### STATED GOAL
Can you give all the records again without altering a single character?
++++ DATA TO PROCESS ++++
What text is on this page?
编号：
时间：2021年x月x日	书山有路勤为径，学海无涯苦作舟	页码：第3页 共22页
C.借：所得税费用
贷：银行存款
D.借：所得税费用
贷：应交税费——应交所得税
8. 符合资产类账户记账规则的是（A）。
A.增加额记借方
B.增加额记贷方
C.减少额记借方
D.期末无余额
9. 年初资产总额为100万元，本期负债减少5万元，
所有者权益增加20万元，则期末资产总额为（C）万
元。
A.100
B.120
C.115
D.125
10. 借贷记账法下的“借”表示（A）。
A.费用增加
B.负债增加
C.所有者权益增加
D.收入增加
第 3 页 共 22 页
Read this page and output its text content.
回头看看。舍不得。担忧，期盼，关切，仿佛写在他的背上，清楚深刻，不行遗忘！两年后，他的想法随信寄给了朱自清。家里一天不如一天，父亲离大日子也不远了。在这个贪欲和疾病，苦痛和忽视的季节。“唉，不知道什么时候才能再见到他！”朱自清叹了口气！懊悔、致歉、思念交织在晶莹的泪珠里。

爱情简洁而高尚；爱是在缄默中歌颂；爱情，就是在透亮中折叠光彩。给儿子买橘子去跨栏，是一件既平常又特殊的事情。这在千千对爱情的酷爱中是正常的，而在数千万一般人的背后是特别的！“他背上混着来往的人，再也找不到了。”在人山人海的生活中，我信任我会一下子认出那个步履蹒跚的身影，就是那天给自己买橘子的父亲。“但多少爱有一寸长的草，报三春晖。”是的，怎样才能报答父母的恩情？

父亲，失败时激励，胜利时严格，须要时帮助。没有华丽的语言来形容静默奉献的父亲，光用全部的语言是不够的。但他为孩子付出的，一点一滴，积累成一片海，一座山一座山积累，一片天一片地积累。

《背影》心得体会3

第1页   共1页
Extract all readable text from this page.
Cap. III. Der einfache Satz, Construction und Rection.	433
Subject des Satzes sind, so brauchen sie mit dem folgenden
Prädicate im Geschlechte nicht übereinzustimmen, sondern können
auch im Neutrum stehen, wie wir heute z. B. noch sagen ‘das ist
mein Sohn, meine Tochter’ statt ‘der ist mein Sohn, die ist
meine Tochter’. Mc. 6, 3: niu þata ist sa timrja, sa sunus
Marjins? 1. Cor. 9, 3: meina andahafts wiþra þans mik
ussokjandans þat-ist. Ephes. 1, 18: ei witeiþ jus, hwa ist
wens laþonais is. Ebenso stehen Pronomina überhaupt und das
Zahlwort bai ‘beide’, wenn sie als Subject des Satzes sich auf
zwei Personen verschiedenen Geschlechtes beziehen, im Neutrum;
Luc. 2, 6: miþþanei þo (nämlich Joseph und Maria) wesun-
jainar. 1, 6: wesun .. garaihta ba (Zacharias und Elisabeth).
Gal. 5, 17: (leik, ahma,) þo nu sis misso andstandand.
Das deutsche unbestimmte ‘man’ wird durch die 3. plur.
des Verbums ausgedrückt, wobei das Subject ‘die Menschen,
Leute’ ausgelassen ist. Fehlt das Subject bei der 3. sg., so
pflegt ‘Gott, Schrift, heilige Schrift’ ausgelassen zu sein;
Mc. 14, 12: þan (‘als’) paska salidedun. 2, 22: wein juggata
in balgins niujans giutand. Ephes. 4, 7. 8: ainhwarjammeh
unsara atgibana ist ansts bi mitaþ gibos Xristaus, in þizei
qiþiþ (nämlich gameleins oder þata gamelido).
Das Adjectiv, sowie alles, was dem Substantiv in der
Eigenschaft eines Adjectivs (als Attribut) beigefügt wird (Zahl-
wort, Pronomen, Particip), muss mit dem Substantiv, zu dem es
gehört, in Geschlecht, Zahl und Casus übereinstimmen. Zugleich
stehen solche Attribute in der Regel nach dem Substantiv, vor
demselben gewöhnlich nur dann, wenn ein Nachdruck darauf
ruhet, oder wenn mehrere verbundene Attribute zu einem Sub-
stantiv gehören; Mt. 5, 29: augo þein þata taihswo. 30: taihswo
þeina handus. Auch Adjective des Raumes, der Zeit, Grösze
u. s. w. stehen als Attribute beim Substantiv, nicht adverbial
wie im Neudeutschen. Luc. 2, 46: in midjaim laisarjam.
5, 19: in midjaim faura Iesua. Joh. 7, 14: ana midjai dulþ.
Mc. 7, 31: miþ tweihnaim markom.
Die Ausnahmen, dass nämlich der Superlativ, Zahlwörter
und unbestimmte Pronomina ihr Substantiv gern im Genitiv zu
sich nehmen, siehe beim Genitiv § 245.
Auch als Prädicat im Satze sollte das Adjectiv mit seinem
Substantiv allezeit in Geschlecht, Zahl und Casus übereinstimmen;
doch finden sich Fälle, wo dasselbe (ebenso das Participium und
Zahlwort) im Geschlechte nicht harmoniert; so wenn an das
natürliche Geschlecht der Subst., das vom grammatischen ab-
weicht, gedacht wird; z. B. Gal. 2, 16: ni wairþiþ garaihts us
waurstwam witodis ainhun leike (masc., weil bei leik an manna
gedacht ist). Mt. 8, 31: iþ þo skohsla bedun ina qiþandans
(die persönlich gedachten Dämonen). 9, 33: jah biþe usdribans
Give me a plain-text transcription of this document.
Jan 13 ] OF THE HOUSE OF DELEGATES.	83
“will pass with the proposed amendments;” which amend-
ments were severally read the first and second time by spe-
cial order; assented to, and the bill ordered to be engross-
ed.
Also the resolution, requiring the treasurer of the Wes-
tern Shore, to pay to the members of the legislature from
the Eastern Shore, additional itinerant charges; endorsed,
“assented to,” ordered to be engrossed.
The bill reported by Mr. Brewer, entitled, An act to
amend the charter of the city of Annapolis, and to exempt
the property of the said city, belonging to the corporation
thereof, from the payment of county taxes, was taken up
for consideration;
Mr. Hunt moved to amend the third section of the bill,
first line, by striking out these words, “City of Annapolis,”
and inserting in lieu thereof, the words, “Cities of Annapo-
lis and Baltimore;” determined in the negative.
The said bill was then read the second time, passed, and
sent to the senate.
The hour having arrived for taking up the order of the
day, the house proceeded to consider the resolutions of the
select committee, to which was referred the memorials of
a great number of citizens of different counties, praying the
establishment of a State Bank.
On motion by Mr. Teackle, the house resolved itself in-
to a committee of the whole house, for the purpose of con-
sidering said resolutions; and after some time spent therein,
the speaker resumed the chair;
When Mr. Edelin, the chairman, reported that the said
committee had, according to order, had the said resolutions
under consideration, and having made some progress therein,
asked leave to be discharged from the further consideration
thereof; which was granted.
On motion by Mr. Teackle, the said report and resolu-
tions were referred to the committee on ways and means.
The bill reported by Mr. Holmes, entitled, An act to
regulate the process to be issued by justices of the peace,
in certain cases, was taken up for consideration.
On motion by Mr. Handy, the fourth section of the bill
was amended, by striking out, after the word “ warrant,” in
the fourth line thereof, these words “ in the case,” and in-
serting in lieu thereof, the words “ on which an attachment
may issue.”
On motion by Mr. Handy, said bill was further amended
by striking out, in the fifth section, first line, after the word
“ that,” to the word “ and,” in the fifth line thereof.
++++
### TASK ANSWER
What text is on this page?
编号：
时间：2021年x月x日	书山有路勤为径，学海无涯苦作舟	页码：第3页 共22页
C.借：所得税费用
贷：银行存款
D.借：所得税费用
贷：应交税费——应交所得税
8. 符合资产类账户记账规则的是（A）。
A.增加额记借方
B.增加额记贷方
C.减少额记借方
D.期末无余额
9. 年初资产总额为100万元，本期负债减少5万元，
所有者权益增加20万元，则期末资产总额为（C）万
元。
A.100
B.120
C.115
D.125
10. 借贷记账法下的“借”表示（A）。
A.费用增加
B.负债增加
C.所有者权益增加
D.收入增加
第 3 页 共 22 页
Read this page and output its text content.
回头看看。舍不得。担忧，期盼，关切，仿佛写在他的背上，清楚深刻，不行遗忘！两年后，他的想法随信寄给了朱自清。家里一天不如一天，父亲离大日子也不远了。在这个贪欲和疾病，苦痛和忽视的季节。“唉，不知道什么时候才能再见到他！”朱自清叹了口气！懊悔、致歉、思念交织在晶莹的泪珠里。

爱情简洁而高尚；爱是在缄默中歌颂；爱情，就是在透亮中折叠光彩。给儿子买橘子去跨栏，是一件既平常又特殊的事情。这在千千对爱情的酷爱中是正常的，而在数千万一般人的背后是特别的！“他背上混着来往的人，再也找不到了。”在人山人海的生活中，我信任我会一下子认出那个步履蹒跚的身影，就是那天给自己买橘子的父亲。“但多少爱有一寸长的草，报三春晖。”是的，怎样才能报答父母的恩情？

父亲，失败时激励，胜利时严格，须要时帮助。没有华丽的语言来形容静默奉献的父亲，光用全部的语言是不够的。但他为孩子付出的，一点一滴，积累成一片海，一座山一座山积累，一片天一片地积累。

《背影》心得体会3

第1页   共1页
Extract all readable text from this page.
Cap. III. Der einfache Satz, Construction und Rection.	433
Subject des Satzes sind, so brauchen sie mit dem folgenden
Prädicate im Geschlechte nicht übereinzustimmen, sondern können
auch im Neutrum stehen, wie wir heute z. B. noch sagen ‘das ist
mein Sohn, meine Tochter’ statt ‘der ist mein Sohn, die ist
meine Tochter’. Mc. 6, 3: niu þata ist sa timrja, sa sunus
Marjins? 1. Cor. 9, 3: meina andahafts wiþra þans mik
ussokjandans þat-ist. Ephes. 1, 18: ei witeiþ jus, hwa ist
wens laþonais is. Ebenso stehen Pronomina überhaupt und das
Zahlwort bai ‘beide’, wenn sie als Subject des Satzes sich auf
zwei Personen verschiedenen Geschlechtes beziehen, im Neutrum;
Luc. 2, 6: miþþanei þo (nämlich Joseph und Maria) wesun-
jainar. 1, 6: wesun .. garaihta ba (Zacharias und Elisabeth).
Gal. 5, 17: (leik, ahma,) þo nu sis misso andstandand.
Das deutsche unbestimmte ‘man’ wird durch die 3. plur.
des Verbums ausgedrückt, wobei das Subject ‘die Menschen,
Leute’ ausgelassen ist. Fehlt das Subject bei der 3. sg., so
pflegt ‘Gott, Schrift, heilige Schrift’ ausgelassen zu sein;
Mc. 14, 12: þan (‘als’) paska salidedun. 2, 22: wein juggata
in balgins niujans giutand. Ephes. 4, 7. 8: ainhwarjammeh
unsara atgibana ist ansts bi mitaþ gibos Xristaus, in þizei
qiþiþ (nämlich gameleins oder þata gamelido).
Das Adjectiv, sowie alles, was dem Substantiv in der
Eigenschaft eines Adjectivs (als Attribut) beigefügt wird (Zahl-
wort, Pronomen, Particip), muss mit dem Substantiv, zu dem es
gehört, in Geschlecht, Zahl und Casus übereinstimmen. Zugleich
stehen solche Attribute in der Regel nach dem Substantiv, vor
demselben gewöhnlich nur dann, wenn ein Nachdruck darauf
ruhet, oder wenn mehrere verbundene Attribute zu einem Sub-
stantiv gehören; Mt. 5, 29: augo þein þata taihswo. 30: taihswo
þeina handus. Auch Adjective des Raumes, der Zeit, Grösze
u. s. w. stehen als Attribute beim Substantiv, nicht adverbial
wie im Neudeutschen. Luc. 2, 46: in midjaim laisarjam.
5, 19: in midjaim faura Iesua. Joh. 7, 14: ana midjai dulþ.
Mc. 7, 31: miþ tweihnaim markom.
Die Ausnahmen, dass nämlich der Superlativ, Zahlwörter
und unbestimmte Pronomina ihr Substantiv gern im Genitiv zu
sich nehmen, siehe beim Genitiv § 245.
Auch als Prädicat im Satze sollte das Adjectiv mit seinem
Substantiv allezeit in Geschlecht, Zahl und Casus übereinstimmen;
doch finden sich Fälle, wo dasselbe (ebenso das Participium und
Zahlwort) im Geschlechte nicht harmoniert; so wenn an das
natürliche Geschlecht der Subst., das vom grammatischen ab-
weicht, gedacht wird; z. B. Gal. 2, 16: ni wairþiþ garaihts us
waurstwam witodis ainhun leike (masc., weil bei leik an manna
gedacht ist). Mt. 8, 31: iþ þo skohsla bedun ina qiþandans
(die persönlich gedachten Dämonen). 9, 33: jah biþe usdribans
Give me a plain-text transcription of this document.
Jan 13 ] OF THE HOUSE OF DELEGATES.	83
“will pass with the proposed amendments;” which amend-
ments were severally read the first and second time by spe-
cial order; assented to, and the bill ordered to be engross-
ed.
Also the resolution, requiring the treasurer of the Wes-
tern Shore, to pay to the members of the legislature from
the Eastern Shore, additional itinerant charges; endorsed,
“assented to,” ordered to be engrossed.
The bill reported by Mr. Brewer, entitled, An act to
amend the charter of the city of Annapolis, and to exempt
the property of the said city, belonging to the corporation
thereof, from the payment of county taxes, was taken up
for consideration;
Mr. Hunt moved to amend the third section of the bill,
first line, by striking out these words, “City of Annapolis,”
and inserting in lieu thereof, the words, “Cities of Annapo-
lis and Baltimore;” determined in the negative.
The said bill was then read the second time, passed, and
sent to the senate.
The hour having arrived for taking up the order of the
day, the house proceeded to consider the resolutions of the
select committee, to which was referred the memorials of
a great number of citizens of different counties, praying the
establishment of a State Bank.
On motion by Mr. Teackle, the house resolved itself in-
to a committee of the whole house, for the purpose of con-
sidering said resolutions; and after some time spent therein,
the speaker resumed the chair;
When Mr. Edelin, the chairman, reported that the said
committee had, according to order, had the said resolutions
under consideration, and having made some progress therein,
asked leave to be discharged from the further consideration
thereof; which was granted.
On motion by Mr. Teackle, the said report and resolu-
tions were referred to the committee on ways and means.
The bill reported by Mr. Holmes, entitled, An act to
regulate the process to be issued by justices of the peace,
in certain cases, was taken up for consideration.
On motion by Mr. Handy, the fourth section of the bill
was amended, by striking out, after the word “ warrant,” in
the fourth line thereof, these words “ in the case,” and in-
serting in lieu thereof, the words “ on which an attachment
may issue.”
On motion by Mr. Handy, said bill was further amended
by striking out, in the fifth section, first line, after the word
“ that,” to the word “ and,” in the fifth line thereof.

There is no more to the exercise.